PROMPT ▸ Reproduce the listing below exactly. Pictures do not belong in the copy.

Figure dataset records ▸
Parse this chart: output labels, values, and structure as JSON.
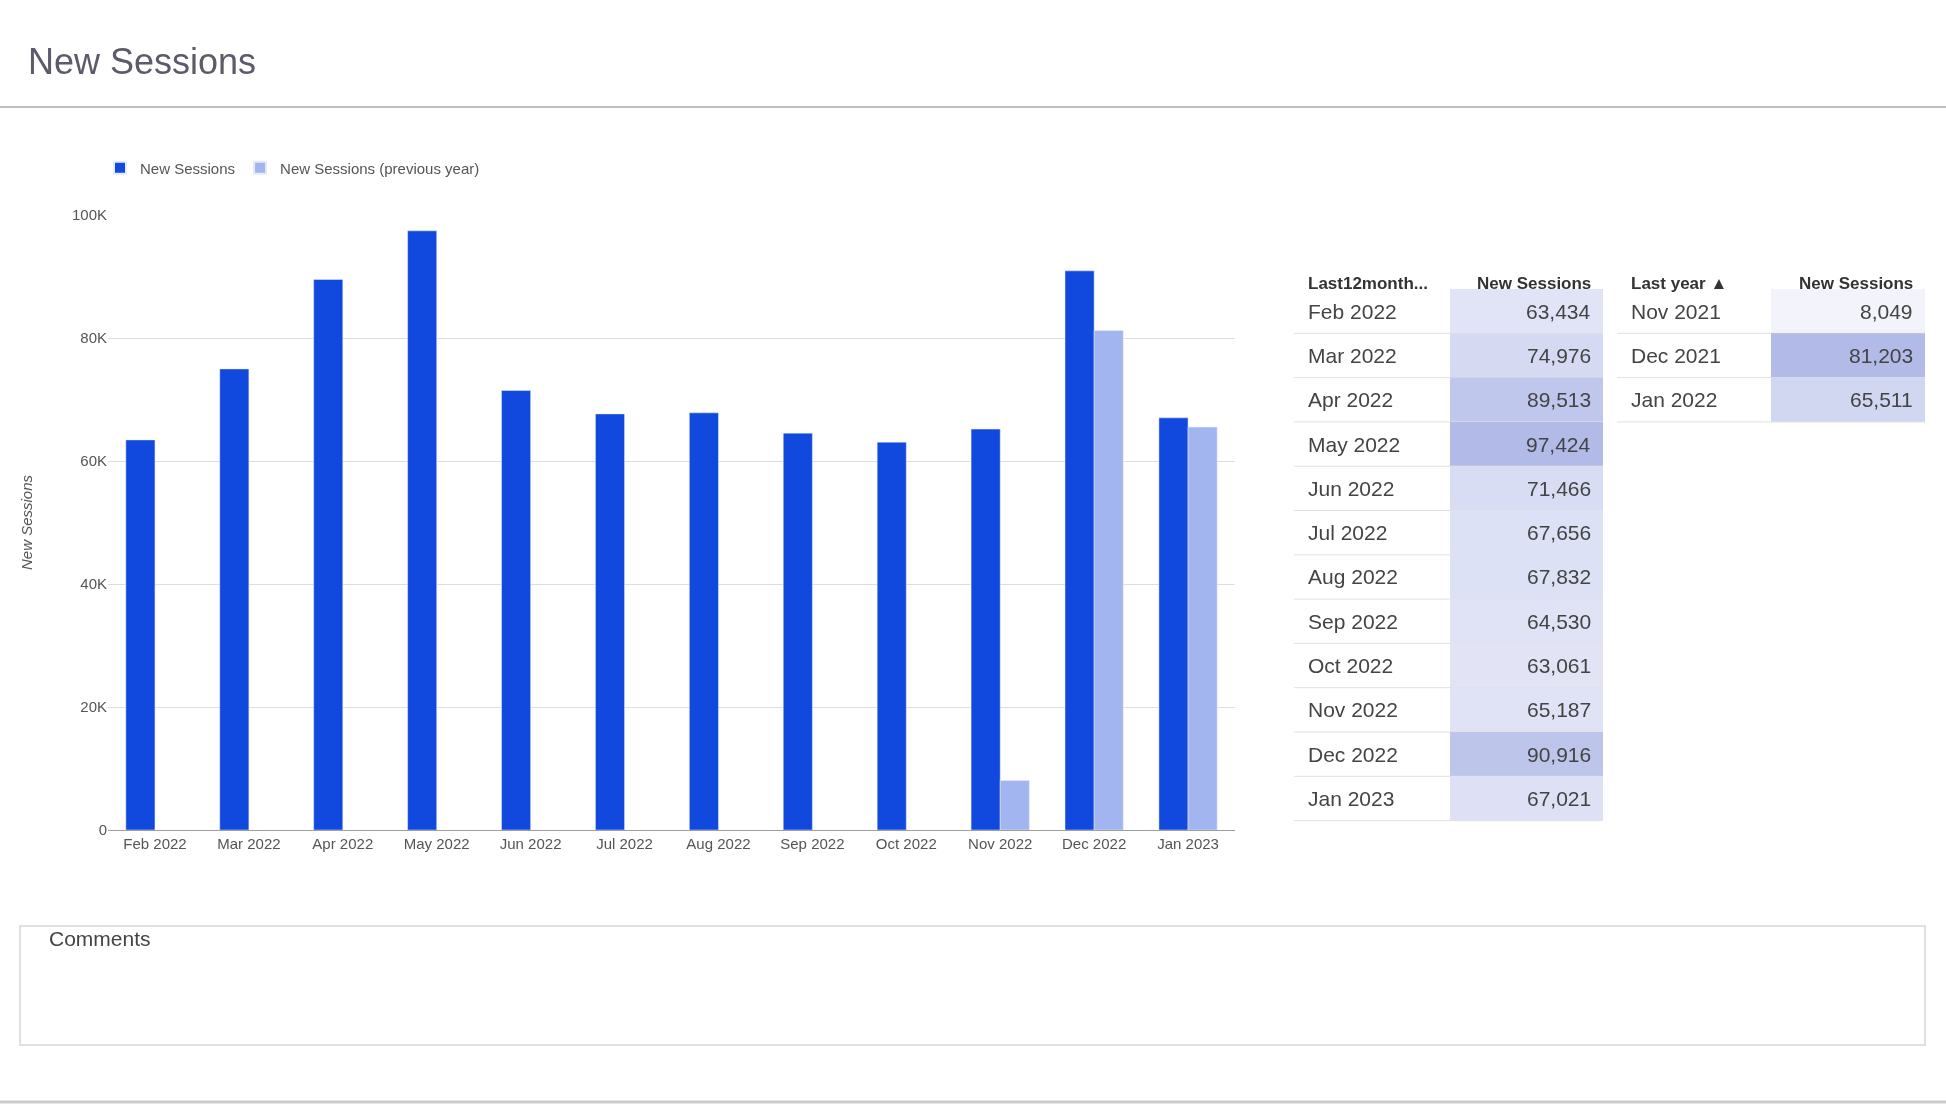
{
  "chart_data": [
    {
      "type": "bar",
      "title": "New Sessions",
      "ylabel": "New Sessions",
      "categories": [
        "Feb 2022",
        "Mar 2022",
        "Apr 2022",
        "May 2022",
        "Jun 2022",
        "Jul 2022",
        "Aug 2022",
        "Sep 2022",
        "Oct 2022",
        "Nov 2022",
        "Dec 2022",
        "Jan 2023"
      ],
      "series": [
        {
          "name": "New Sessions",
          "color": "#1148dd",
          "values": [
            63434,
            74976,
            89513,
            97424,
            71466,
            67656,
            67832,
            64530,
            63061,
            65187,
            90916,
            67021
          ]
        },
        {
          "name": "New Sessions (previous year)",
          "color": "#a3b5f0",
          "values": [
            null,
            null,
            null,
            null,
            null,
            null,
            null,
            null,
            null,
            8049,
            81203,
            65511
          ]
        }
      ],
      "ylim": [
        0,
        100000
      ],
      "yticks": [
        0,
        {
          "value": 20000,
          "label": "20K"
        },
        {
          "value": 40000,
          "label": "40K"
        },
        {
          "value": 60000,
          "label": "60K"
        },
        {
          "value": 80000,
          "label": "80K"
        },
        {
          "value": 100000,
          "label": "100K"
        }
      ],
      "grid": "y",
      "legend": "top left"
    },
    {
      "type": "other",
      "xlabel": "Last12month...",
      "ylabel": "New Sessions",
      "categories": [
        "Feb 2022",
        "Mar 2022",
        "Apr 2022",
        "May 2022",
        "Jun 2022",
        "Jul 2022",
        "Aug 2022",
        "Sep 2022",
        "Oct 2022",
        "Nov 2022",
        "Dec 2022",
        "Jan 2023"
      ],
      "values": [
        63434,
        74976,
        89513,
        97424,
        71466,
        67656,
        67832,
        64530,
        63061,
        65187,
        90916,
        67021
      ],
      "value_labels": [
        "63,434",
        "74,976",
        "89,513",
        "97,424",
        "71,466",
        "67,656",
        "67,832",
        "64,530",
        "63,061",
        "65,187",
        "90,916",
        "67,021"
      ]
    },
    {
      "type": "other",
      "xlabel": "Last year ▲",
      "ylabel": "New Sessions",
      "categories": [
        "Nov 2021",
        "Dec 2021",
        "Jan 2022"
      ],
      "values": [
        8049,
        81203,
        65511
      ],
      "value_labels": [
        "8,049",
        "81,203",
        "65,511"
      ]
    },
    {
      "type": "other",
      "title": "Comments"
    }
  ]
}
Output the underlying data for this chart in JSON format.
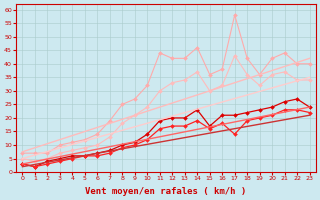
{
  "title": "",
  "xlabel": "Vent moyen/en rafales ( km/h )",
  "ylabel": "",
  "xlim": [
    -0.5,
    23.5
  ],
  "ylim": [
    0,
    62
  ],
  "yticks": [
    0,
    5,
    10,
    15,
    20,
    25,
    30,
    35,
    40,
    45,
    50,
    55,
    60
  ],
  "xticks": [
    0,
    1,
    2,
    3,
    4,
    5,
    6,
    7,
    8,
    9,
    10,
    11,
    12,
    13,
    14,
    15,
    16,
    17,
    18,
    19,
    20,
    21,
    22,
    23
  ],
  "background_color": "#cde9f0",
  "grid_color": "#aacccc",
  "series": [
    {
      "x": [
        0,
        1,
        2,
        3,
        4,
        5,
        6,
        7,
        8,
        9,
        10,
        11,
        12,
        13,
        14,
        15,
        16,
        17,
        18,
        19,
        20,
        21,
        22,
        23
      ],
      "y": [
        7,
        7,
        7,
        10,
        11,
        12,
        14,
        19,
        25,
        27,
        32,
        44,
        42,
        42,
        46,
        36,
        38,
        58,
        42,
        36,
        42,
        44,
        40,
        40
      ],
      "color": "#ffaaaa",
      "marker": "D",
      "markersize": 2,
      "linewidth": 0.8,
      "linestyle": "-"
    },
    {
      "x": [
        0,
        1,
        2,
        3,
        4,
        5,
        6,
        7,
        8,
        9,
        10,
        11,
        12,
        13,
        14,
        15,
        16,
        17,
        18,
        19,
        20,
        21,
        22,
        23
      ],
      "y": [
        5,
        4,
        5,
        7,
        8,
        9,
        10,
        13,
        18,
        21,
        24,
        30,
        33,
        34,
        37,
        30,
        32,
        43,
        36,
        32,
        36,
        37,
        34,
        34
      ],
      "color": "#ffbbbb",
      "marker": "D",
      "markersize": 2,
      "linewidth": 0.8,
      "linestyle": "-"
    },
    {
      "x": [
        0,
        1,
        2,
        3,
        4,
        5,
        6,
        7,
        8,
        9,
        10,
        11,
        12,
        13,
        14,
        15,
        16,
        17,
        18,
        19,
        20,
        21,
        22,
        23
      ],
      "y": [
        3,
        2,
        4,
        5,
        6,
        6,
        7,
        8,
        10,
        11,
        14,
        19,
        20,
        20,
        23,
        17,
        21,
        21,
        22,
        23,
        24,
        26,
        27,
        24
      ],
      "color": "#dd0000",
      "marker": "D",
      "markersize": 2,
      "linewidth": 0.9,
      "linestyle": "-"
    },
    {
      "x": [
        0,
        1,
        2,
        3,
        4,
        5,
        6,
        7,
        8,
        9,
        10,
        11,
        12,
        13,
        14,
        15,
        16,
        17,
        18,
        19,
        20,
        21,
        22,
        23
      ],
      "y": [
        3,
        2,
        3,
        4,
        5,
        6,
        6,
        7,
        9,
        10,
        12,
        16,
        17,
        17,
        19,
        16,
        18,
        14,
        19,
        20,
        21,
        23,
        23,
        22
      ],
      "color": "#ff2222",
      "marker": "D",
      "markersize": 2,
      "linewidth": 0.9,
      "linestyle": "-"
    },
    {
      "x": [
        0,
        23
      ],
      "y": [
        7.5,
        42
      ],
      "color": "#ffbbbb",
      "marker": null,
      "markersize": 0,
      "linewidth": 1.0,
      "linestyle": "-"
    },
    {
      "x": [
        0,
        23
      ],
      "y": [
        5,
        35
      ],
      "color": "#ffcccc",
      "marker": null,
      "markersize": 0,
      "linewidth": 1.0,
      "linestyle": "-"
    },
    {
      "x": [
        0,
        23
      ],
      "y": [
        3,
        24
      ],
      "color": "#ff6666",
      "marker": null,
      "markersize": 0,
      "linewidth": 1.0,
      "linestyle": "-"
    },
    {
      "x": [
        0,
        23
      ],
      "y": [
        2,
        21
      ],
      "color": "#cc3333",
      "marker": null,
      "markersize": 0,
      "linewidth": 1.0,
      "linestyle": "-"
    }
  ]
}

WORKED SOLUTION ▸
Parse this chart: output labels, values, and structure as JSON.
{
  "chart_data": [
    {
      "type": "bar",
      "title": "New Sessions",
      "ylabel": "New Sessions",
      "categories": [
        "Feb 2022",
        "Mar 2022",
        "Apr 2022",
        "May 2022",
        "Jun 2022",
        "Jul 2022",
        "Aug 2022",
        "Sep 2022",
        "Oct 2022",
        "Nov 2022",
        "Dec 2022",
        "Jan 2023"
      ],
      "series": [
        {
          "name": "New Sessions",
          "color": "#1148dd",
          "values": [
            63434,
            74976,
            89513,
            97424,
            71466,
            67656,
            67832,
            64530,
            63061,
            65187,
            90916,
            67021
          ]
        },
        {
          "name": "New Sessions (previous year)",
          "color": "#a3b5f0",
          "values": [
            null,
            null,
            null,
            null,
            null,
            null,
            null,
            null,
            null,
            8049,
            81203,
            65511
          ]
        }
      ],
      "ylim": [
        0,
        100000
      ],
      "yticks": [
        0,
        {
          "value": 20000,
          "label": "20K"
        },
        {
          "value": 40000,
          "label": "40K"
        },
        {
          "value": 60000,
          "label": "60K"
        },
        {
          "value": 80000,
          "label": "80K"
        },
        {
          "value": 100000,
          "label": "100K"
        }
      ],
      "grid": "y",
      "legend": "top left"
    },
    {
      "type": "other",
      "xlabel": "Last12month...",
      "ylabel": "New Sessions",
      "categories": [
        "Feb 2022",
        "Mar 2022",
        "Apr 2022",
        "May 2022",
        "Jun 2022",
        "Jul 2022",
        "Aug 2022",
        "Sep 2022",
        "Oct 2022",
        "Nov 2022",
        "Dec 2022",
        "Jan 2023"
      ],
      "values": [
        63434,
        74976,
        89513,
        97424,
        71466,
        67656,
        67832,
        64530,
        63061,
        65187,
        90916,
        67021
      ],
      "value_labels": [
        "63,434",
        "74,976",
        "89,513",
        "97,424",
        "71,466",
        "67,656",
        "67,832",
        "64,530",
        "63,061",
        "65,187",
        "90,916",
        "67,021"
      ]
    },
    {
      "type": "other",
      "xlabel": "Last year ▲",
      "ylabel": "New Sessions",
      "categories": [
        "Nov 2021",
        "Dec 2021",
        "Jan 2022"
      ],
      "values": [
        8049,
        81203,
        65511
      ],
      "value_labels": [
        "8,049",
        "81,203",
        "65,511"
      ]
    },
    {
      "type": "other",
      "title": "Comments"
    }
  ]
}
Output the underlying data for this chart in JSON format.
{
  "title": "",
  "xlabel": "Vent moyen/en rafales ( km/h )",
  "ylabel": "",
  "xlim": [
    -0.5,
    23.5
  ],
  "ylim": [
    0,
    62
  ],
  "yticks": [
    0,
    5,
    10,
    15,
    20,
    25,
    30,
    35,
    40,
    45,
    50,
    55,
    60
  ],
  "xticks": [
    0,
    1,
    2,
    3,
    4,
    5,
    6,
    7,
    8,
    9,
    10,
    11,
    12,
    13,
    14,
    15,
    16,
    17,
    18,
    19,
    20,
    21,
    22,
    23
  ],
  "background_color": "#cde9f0",
  "grid_color": "#aacccc",
  "series": [
    {
      "x": [
        0,
        1,
        2,
        3,
        4,
        5,
        6,
        7,
        8,
        9,
        10,
        11,
        12,
        13,
        14,
        15,
        16,
        17,
        18,
        19,
        20,
        21,
        22,
        23
      ],
      "y": [
        7,
        7,
        7,
        10,
        11,
        12,
        14,
        19,
        25,
        27,
        32,
        44,
        42,
        42,
        46,
        36,
        38,
        58,
        42,
        36,
        42,
        44,
        40,
        40
      ],
      "color": "#ffaaaa",
      "marker": "D",
      "markersize": 2,
      "linewidth": 0.8,
      "linestyle": "-"
    },
    {
      "x": [
        0,
        1,
        2,
        3,
        4,
        5,
        6,
        7,
        8,
        9,
        10,
        11,
        12,
        13,
        14,
        15,
        16,
        17,
        18,
        19,
        20,
        21,
        22,
        23
      ],
      "y": [
        5,
        4,
        5,
        7,
        8,
        9,
        10,
        13,
        18,
        21,
        24,
        30,
        33,
        34,
        37,
        30,
        32,
        43,
        36,
        32,
        36,
        37,
        34,
        34
      ],
      "color": "#ffbbbb",
      "marker": "D",
      "markersize": 2,
      "linewidth": 0.8,
      "linestyle": "-"
    },
    {
      "x": [
        0,
        1,
        2,
        3,
        4,
        5,
        6,
        7,
        8,
        9,
        10,
        11,
        12,
        13,
        14,
        15,
        16,
        17,
        18,
        19,
        20,
        21,
        22,
        23
      ],
      "y": [
        3,
        2,
        4,
        5,
        6,
        6,
        7,
        8,
        10,
        11,
        14,
        19,
        20,
        20,
        23,
        17,
        21,
        21,
        22,
        23,
        24,
        26,
        27,
        24
      ],
      "color": "#dd0000",
      "marker": "D",
      "markersize": 2,
      "linewidth": 0.9,
      "linestyle": "-"
    },
    {
      "x": [
        0,
        1,
        2,
        3,
        4,
        5,
        6,
        7,
        8,
        9,
        10,
        11,
        12,
        13,
        14,
        15,
        16,
        17,
        18,
        19,
        20,
        21,
        22,
        23
      ],
      "y": [
        3,
        2,
        3,
        4,
        5,
        6,
        6,
        7,
        9,
        10,
        12,
        16,
        17,
        17,
        19,
        16,
        18,
        14,
        19,
        20,
        21,
        23,
        23,
        22
      ],
      "color": "#ff2222",
      "marker": "D",
      "markersize": 2,
      "linewidth": 0.9,
      "linestyle": "-"
    },
    {
      "x": [
        0,
        23
      ],
      "y": [
        7.5,
        42
      ],
      "color": "#ffbbbb",
      "marker": null,
      "markersize": 0,
      "linewidth": 1.0,
      "linestyle": "-"
    },
    {
      "x": [
        0,
        23
      ],
      "y": [
        5,
        35
      ],
      "color": "#ffcccc",
      "marker": null,
      "markersize": 0,
      "linewidth": 1.0,
      "linestyle": "-"
    },
    {
      "x": [
        0,
        23
      ],
      "y": [
        3,
        24
      ],
      "color": "#ff6666",
      "marker": null,
      "markersize": 0,
      "linewidth": 1.0,
      "linestyle": "-"
    },
    {
      "x": [
        0,
        23
      ],
      "y": [
        2,
        21
      ],
      "color": "#cc3333",
      "marker": null,
      "markersize": 0,
      "linewidth": 1.0,
      "linestyle": "-"
    }
  ]
}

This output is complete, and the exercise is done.